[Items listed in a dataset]
****
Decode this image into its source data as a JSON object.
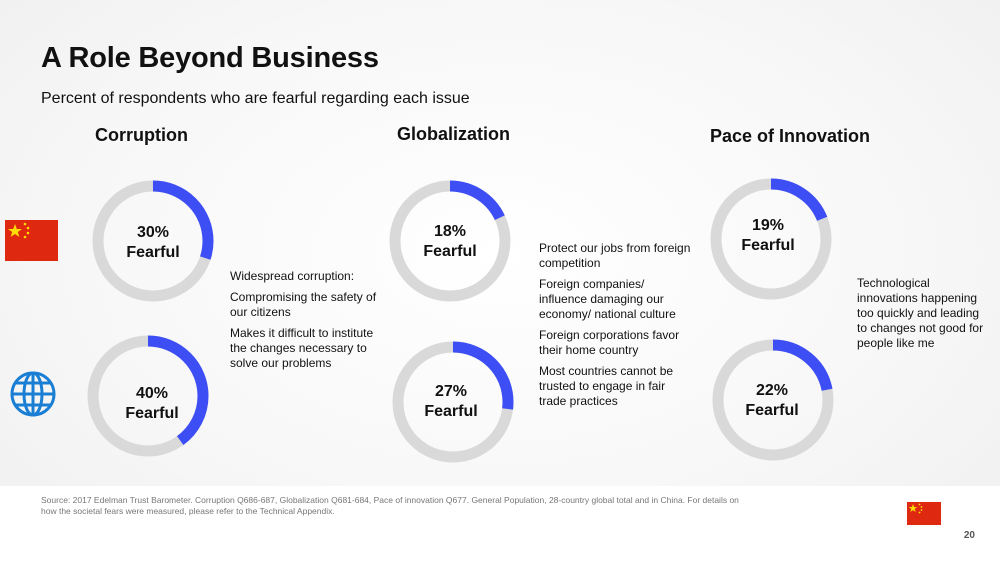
{
  "page": {
    "title": "A Role Beyond Business",
    "subtitle": "Percent of respondents who are fearful regarding each issue",
    "source": "Source: 2017 Edelman Trust Barometer. Corruption Q686-687, Globalization Q681-684, Pace of innovation Q677. General Population, 28-country global total and in China. For details on how the societal fears were measured, please refer to the Technical Appendix.",
    "page_number": "20"
  },
  "colors": {
    "accent": "#3d4ef5",
    "track": "#d9d9d9",
    "flag_red": "#de2910",
    "flag_star": "#ffde00",
    "globe_blue": "#1a7fd4"
  },
  "icons": {
    "china_flag": "china-flag-icon",
    "global": "globe-icon"
  },
  "chart_data": {
    "type": "donut",
    "categories": [
      "Corruption",
      "Globalization",
      "Pace of Innovation"
    ],
    "series": [
      {
        "values": [
          30,
          18,
          19
        ],
        "labels": [
          "30%\nFearful",
          "18%\nFearful",
          "19%\nFearful"
        ]
      },
      {
        "values": [
          40,
          27,
          22
        ],
        "labels": [
          "40%\nFearful",
          "27%\nFearful",
          "22%\nFearful"
        ]
      }
    ],
    "value_unit": "percent",
    "annotations": {
      "corruption": [
        "Widespread corruption:",
        "Compromising the safety of our citizens",
        "Makes it difficult to institute the changes necessary to solve our problems"
      ],
      "globalization": [
        "Protect our jobs from foreign competition",
        "Foreign companies/ influence damaging our economy/ national culture",
        "Foreign corporations favor their home country",
        "Most countries cannot be trusted to engage in fair trade practices"
      ],
      "innovation": [
        "Technological innovations happening too quickly and leading to changes not good for people like me"
      ]
    }
  }
}
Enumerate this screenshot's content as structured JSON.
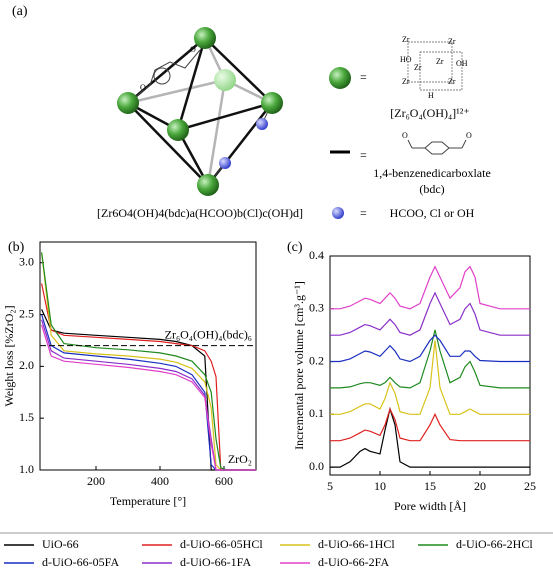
{
  "diagram": {
    "panel": "(a)",
    "equals": "=",
    "cluster_atoms": [
      "Zr",
      "Zr",
      "Zr",
      "Zr",
      "Zr",
      "Zr",
      "HO",
      "OH",
      "H"
    ],
    "linker_atom": "O",
    "cluster_formula": "[Zr₆O₄(OH)₄]¹²⁺",
    "linker_name": "1,4-benzenedicarboxlate",
    "linker_abbrev": "(bdc)",
    "formula": "[Zr6O4(OH)4(bdc)a(HCOO)b(Cl)c(OH)d]",
    "modulators": "HCOO, Cl or OH"
  },
  "chart_data": [
    {
      "type": "line",
      "panel": "(b)",
      "x_label": "Temperature [°]",
      "y_label": "Weight loss [%ZrO₂]",
      "x": [
        30,
        60,
        100,
        200,
        300,
        400,
        450,
        500,
        540,
        560,
        575,
        590,
        610,
        700
      ],
      "xlim": [
        25,
        700
      ],
      "xticks": [
        200,
        400,
        600
      ],
      "ylim": [
        1.0,
        3.2
      ],
      "yticks": [
        {
          "value": 1.0,
          "label": "1.0"
        },
        1.5,
        {
          "value": 2.0,
          "label": "2.0"
        },
        2.5,
        {
          "value": 3.0,
          "label": "3.0"
        }
      ],
      "hline": {
        "value": 2.2,
        "label": "Zr₆O₄(OH)₄(bdc)₆"
      },
      "annotation": "ZrO₂",
      "series": [
        {
          "name": "UiO-66",
          "color": "#000000",
          "values": [
            2.55,
            2.35,
            2.32,
            2.3,
            2.28,
            2.26,
            2.24,
            2.2,
            2.1,
            1.0,
            1.0,
            1.0,
            1.0,
            1.0
          ]
        },
        {
          "name": "d-UiO-66-05HCl",
          "color": "#e02020",
          "values": [
            2.8,
            2.35,
            2.3,
            2.28,
            2.26,
            2.24,
            2.22,
            2.2,
            2.15,
            2.05,
            1.9,
            1.0,
            1.0,
            1.0
          ]
        },
        {
          "name": "d-UiO-66-1HCl",
          "color": "#d8c21a",
          "values": [
            3.1,
            2.3,
            2.15,
            2.12,
            2.1,
            2.07,
            2.04,
            1.98,
            1.85,
            1.6,
            1.05,
            1.0,
            1.0,
            1.0
          ]
        },
        {
          "name": "d-UiO-66-2HCl",
          "color": "#1f8a1f",
          "values": [
            3.1,
            2.4,
            2.22,
            2.18,
            2.16,
            2.13,
            2.1,
            2.05,
            1.92,
            1.75,
            1.3,
            1.02,
            1.0,
            1.0
          ]
        },
        {
          "name": "d-UiO-66-05FA",
          "color": "#1a2fc0",
          "values": [
            2.5,
            2.2,
            2.13,
            2.1,
            2.07,
            2.03,
            2.0,
            1.92,
            1.75,
            1.05,
            1.0,
            1.0,
            1.0,
            1.0
          ]
        },
        {
          "name": "d-UiO-66-1FA",
          "color": "#8a2fc9",
          "values": [
            2.45,
            2.15,
            2.08,
            2.05,
            2.02,
            1.98,
            1.95,
            1.88,
            1.72,
            1.3,
            1.0,
            1.0,
            1.0,
            1.0
          ]
        },
        {
          "name": "d-UiO-66-2FA",
          "color": "#e040c8",
          "values": [
            2.4,
            2.1,
            2.05,
            2.02,
            1.99,
            1.95,
            1.92,
            1.85,
            1.7,
            1.25,
            1.0,
            1.0,
            1.0,
            1.0
          ]
        }
      ]
    },
    {
      "type": "line",
      "panel": "(c)",
      "x_label": "Pore width [Å]",
      "y_label": "Incremental pore volume [cm³.g⁻¹]",
      "x": [
        5,
        6,
        7,
        8,
        8.5,
        9,
        10,
        10.5,
        11,
        11.5,
        12,
        13,
        14,
        15,
        15.5,
        16,
        17,
        18,
        18.5,
        19,
        19.5,
        20,
        22,
        25
      ],
      "xlim": [
        5,
        25
      ],
      "xticks": [
        5,
        10,
        15,
        20,
        25
      ],
      "ylim": [
        -0.015,
        0.4
      ],
      "yticks": [
        {
          "value": 0.0,
          "label": "0.0"
        },
        0.1,
        0.2,
        0.3,
        0.4
      ],
      "series": [
        {
          "color": "#000000",
          "values": [
            0,
            0,
            0.01,
            0.03,
            0.035,
            0.03,
            0.025,
            0.07,
            0.11,
            0.08,
            0.01,
            0,
            0,
            0,
            0,
            0,
            0,
            0,
            0,
            0,
            0,
            0,
            0,
            0
          ]
        },
        {
          "color": "#e02020",
          "values": [
            0.05,
            0.05,
            0.055,
            0.065,
            0.07,
            0.068,
            0.06,
            0.08,
            0.11,
            0.09,
            0.055,
            0.05,
            0.05,
            0.08,
            0.1,
            0.08,
            0.052,
            0.05,
            0.05,
            0.05,
            0.05,
            0.05,
            0.05,
            0.05
          ]
        },
        {
          "color": "#d8c21a",
          "values": [
            0.1,
            0.1,
            0.105,
            0.115,
            0.12,
            0.12,
            0.11,
            0.13,
            0.16,
            0.14,
            0.105,
            0.1,
            0.1,
            0.15,
            0.24,
            0.15,
            0.1,
            0.1,
            0.105,
            0.11,
            0.105,
            0.1,
            0.1,
            0.1
          ]
        },
        {
          "color": "#1f8a1f",
          "values": [
            0.15,
            0.15,
            0.152,
            0.158,
            0.16,
            0.16,
            0.155,
            0.16,
            0.17,
            0.16,
            0.152,
            0.15,
            0.16,
            0.22,
            0.26,
            0.22,
            0.16,
            0.17,
            0.19,
            0.2,
            0.18,
            0.155,
            0.15,
            0.15
          ]
        },
        {
          "color": "#1a2fc0",
          "values": [
            0.2,
            0.2,
            0.205,
            0.215,
            0.22,
            0.218,
            0.21,
            0.22,
            0.23,
            0.22,
            0.205,
            0.2,
            0.21,
            0.24,
            0.25,
            0.24,
            0.21,
            0.21,
            0.22,
            0.22,
            0.21,
            0.202,
            0.2,
            0.2
          ]
        },
        {
          "color": "#8a2fc9",
          "values": [
            0.25,
            0.25,
            0.255,
            0.265,
            0.27,
            0.268,
            0.26,
            0.27,
            0.28,
            0.27,
            0.255,
            0.25,
            0.26,
            0.31,
            0.33,
            0.31,
            0.27,
            0.28,
            0.3,
            0.31,
            0.29,
            0.26,
            0.25,
            0.25
          ]
        },
        {
          "color": "#e040c8",
          "values": [
            0.3,
            0.3,
            0.305,
            0.315,
            0.32,
            0.318,
            0.31,
            0.32,
            0.33,
            0.32,
            0.305,
            0.3,
            0.31,
            0.36,
            0.38,
            0.36,
            0.32,
            0.34,
            0.37,
            0.38,
            0.36,
            0.31,
            0.3,
            0.3
          ]
        }
      ]
    }
  ]
}
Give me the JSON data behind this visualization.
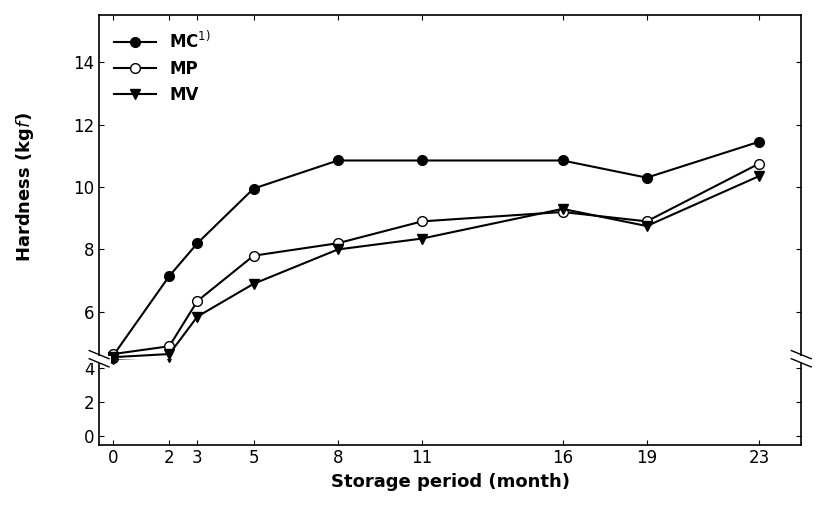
{
  "x": [
    0,
    2,
    3,
    5,
    8,
    11,
    16,
    19,
    23
  ],
  "MC": [
    4.6,
    7.15,
    8.2,
    9.95,
    10.85,
    10.85,
    10.85,
    10.3,
    11.45
  ],
  "MP": [
    4.65,
    4.9,
    6.35,
    7.8,
    8.2,
    8.9,
    9.2,
    8.9,
    10.75
  ],
  "MV": [
    4.55,
    4.65,
    5.85,
    6.9,
    8.0,
    8.35,
    9.3,
    8.75,
    10.35
  ],
  "xlabel": "Storage period (month)",
  "ylabel": "Hardness (kg",
  "ylabel_italic": "f",
  "ylabel_suffix": ")",
  "xticks": [
    0,
    2,
    3,
    5,
    8,
    11,
    16,
    19,
    23
  ],
  "yticks_main": [
    6,
    8,
    10,
    12,
    14
  ],
  "yticks_break": [
    0,
    2,
    4
  ],
  "ylim_main": [
    4.5,
    15.5
  ],
  "xlim": [
    -0.5,
    24.5
  ],
  "legend_labels": [
    "MC$^{1)}$",
    "MP",
    "MV"
  ],
  "line_color": "#000000",
  "bg_color": "#ffffff",
  "xlabel_fontsize": 13,
  "ylabel_fontsize": 13,
  "tick_fontsize": 12,
  "legend_fontsize": 12
}
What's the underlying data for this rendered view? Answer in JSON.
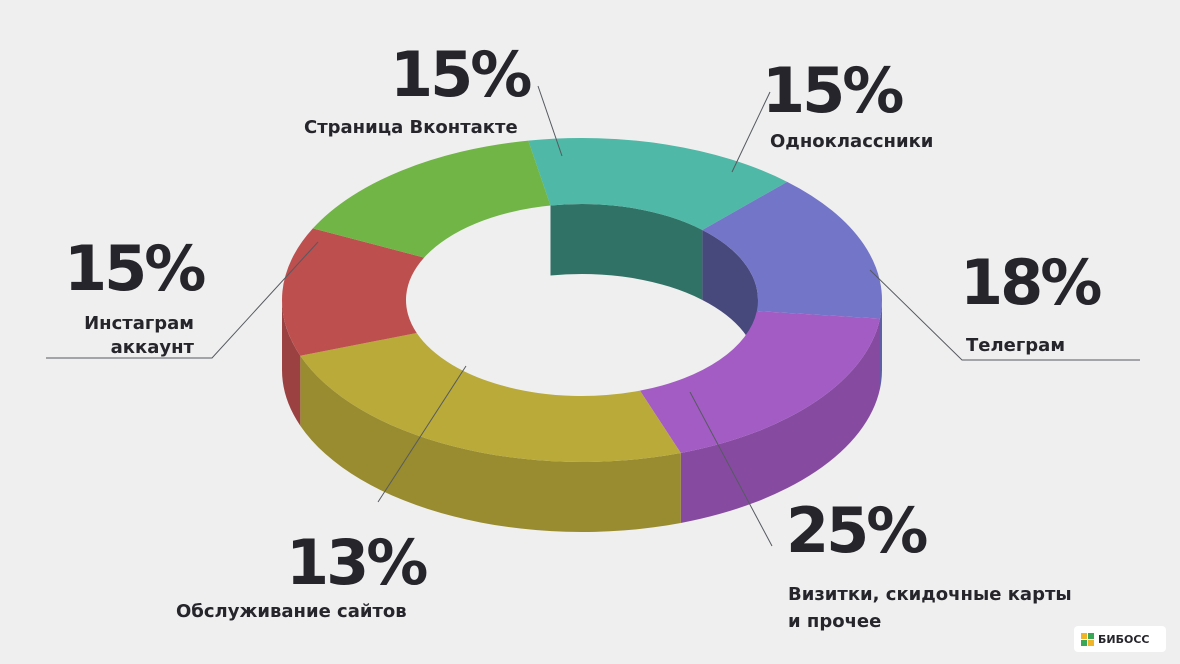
{
  "chart_data": {
    "type": "pie",
    "slices": [
      {
        "label": "Страница Вконтакте",
        "value": 15,
        "pct_text": "15%",
        "color": "#4fb8a6"
      },
      {
        "label": "Одноклассники",
        "value": 15,
        "pct_text": "15%",
        "color": "#7275c8"
      },
      {
        "label": "Телеграм",
        "value": 18,
        "pct_text": "18%",
        "color": "#a35cc4"
      },
      {
        "label": "Визитки, скидочные карты и прочее",
        "label_lines": [
          "Визитки, скидочные карты",
          "и прочее"
        ],
        "value": 25,
        "pct_text": "25%",
        "color": "#b9aa3a"
      },
      {
        "label": "Обслуживание сайтов",
        "value": 13,
        "pct_text": "13%",
        "color": "#bd4f4f"
      },
      {
        "label": "Инстаграм аккаунт",
        "label_lines": [
          "Инстаграм",
          "аккаунт"
        ],
        "value": 15,
        "pct_text": "15%",
        "color": "#70b546"
      }
    ]
  },
  "logo": {
    "text": "БИБОСС"
  }
}
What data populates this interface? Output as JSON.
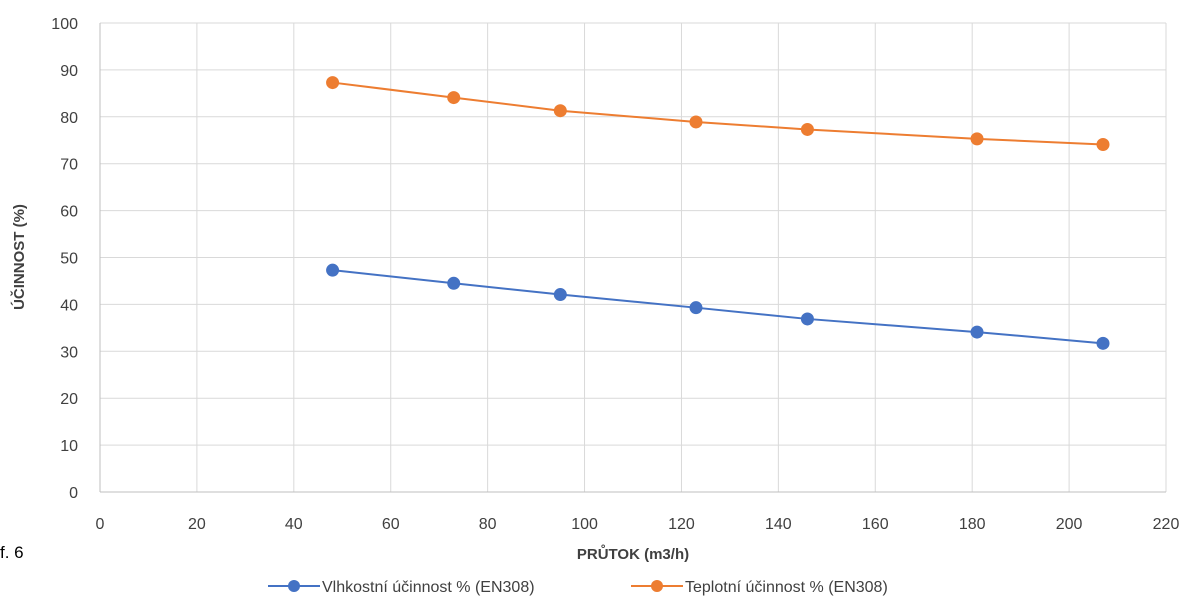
{
  "figure_label": "f. 6",
  "chart_data": {
    "type": "line",
    "title": "",
    "xlabel": "PRŮTOK (m3/h)",
    "ylabel": "ÚČINNOST (%)",
    "xlim": [
      0,
      220
    ],
    "ylim": [
      0,
      100
    ],
    "x_ticks": [
      0,
      20,
      40,
      60,
      80,
      100,
      120,
      140,
      160,
      180,
      200,
      220
    ],
    "y_ticks": [
      0,
      10,
      20,
      30,
      40,
      50,
      60,
      70,
      80,
      90,
      100
    ],
    "grid": true,
    "legend_position": "bottom",
    "series": [
      {
        "name": "Vlhkostní účinnost % (EN308)",
        "color": "#4472C4",
        "x": [
          48,
          73,
          95,
          123,
          146,
          181,
          207
        ],
        "y": [
          47.3,
          44.5,
          42.1,
          39.3,
          36.9,
          34.1,
          31.7
        ]
      },
      {
        "name": "Teplotní účinnost % (EN308)",
        "color": "#ED7D31",
        "x": [
          48,
          73,
          95,
          123,
          146,
          181,
          207
        ],
        "y": [
          87.3,
          84.1,
          81.3,
          78.9,
          77.3,
          75.3,
          74.1
        ]
      }
    ]
  }
}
****
§ WHAT IS REQUIRED: Quote, please, only the lines running from the one with "What data populates" down to the final line of the data above, keeping both ends and skipping the pictures.

§ FINISHED EXERCISE:
What data populates this interface? Output as JSON.
{
  "figure_label": "f. 6",
  "chart_data": {
    "type": "line",
    "title": "",
    "xlabel": "PRŮTOK (m3/h)",
    "ylabel": "ÚČINNOST (%)",
    "xlim": [
      0,
      220
    ],
    "ylim": [
      0,
      100
    ],
    "x_ticks": [
      0,
      20,
      40,
      60,
      80,
      100,
      120,
      140,
      160,
      180,
      200,
      220
    ],
    "y_ticks": [
      0,
      10,
      20,
      30,
      40,
      50,
      60,
      70,
      80,
      90,
      100
    ],
    "grid": true,
    "legend_position": "bottom",
    "series": [
      {
        "name": "Vlhkostní účinnost % (EN308)",
        "color": "#4472C4",
        "x": [
          48,
          73,
          95,
          123,
          146,
          181,
          207
        ],
        "y": [
          47.3,
          44.5,
          42.1,
          39.3,
          36.9,
          34.1,
          31.7
        ]
      },
      {
        "name": "Teplotní účinnost % (EN308)",
        "color": "#ED7D31",
        "x": [
          48,
          73,
          95,
          123,
          146,
          181,
          207
        ],
        "y": [
          87.3,
          84.1,
          81.3,
          78.9,
          77.3,
          75.3,
          74.1
        ]
      }
    ]
  }
}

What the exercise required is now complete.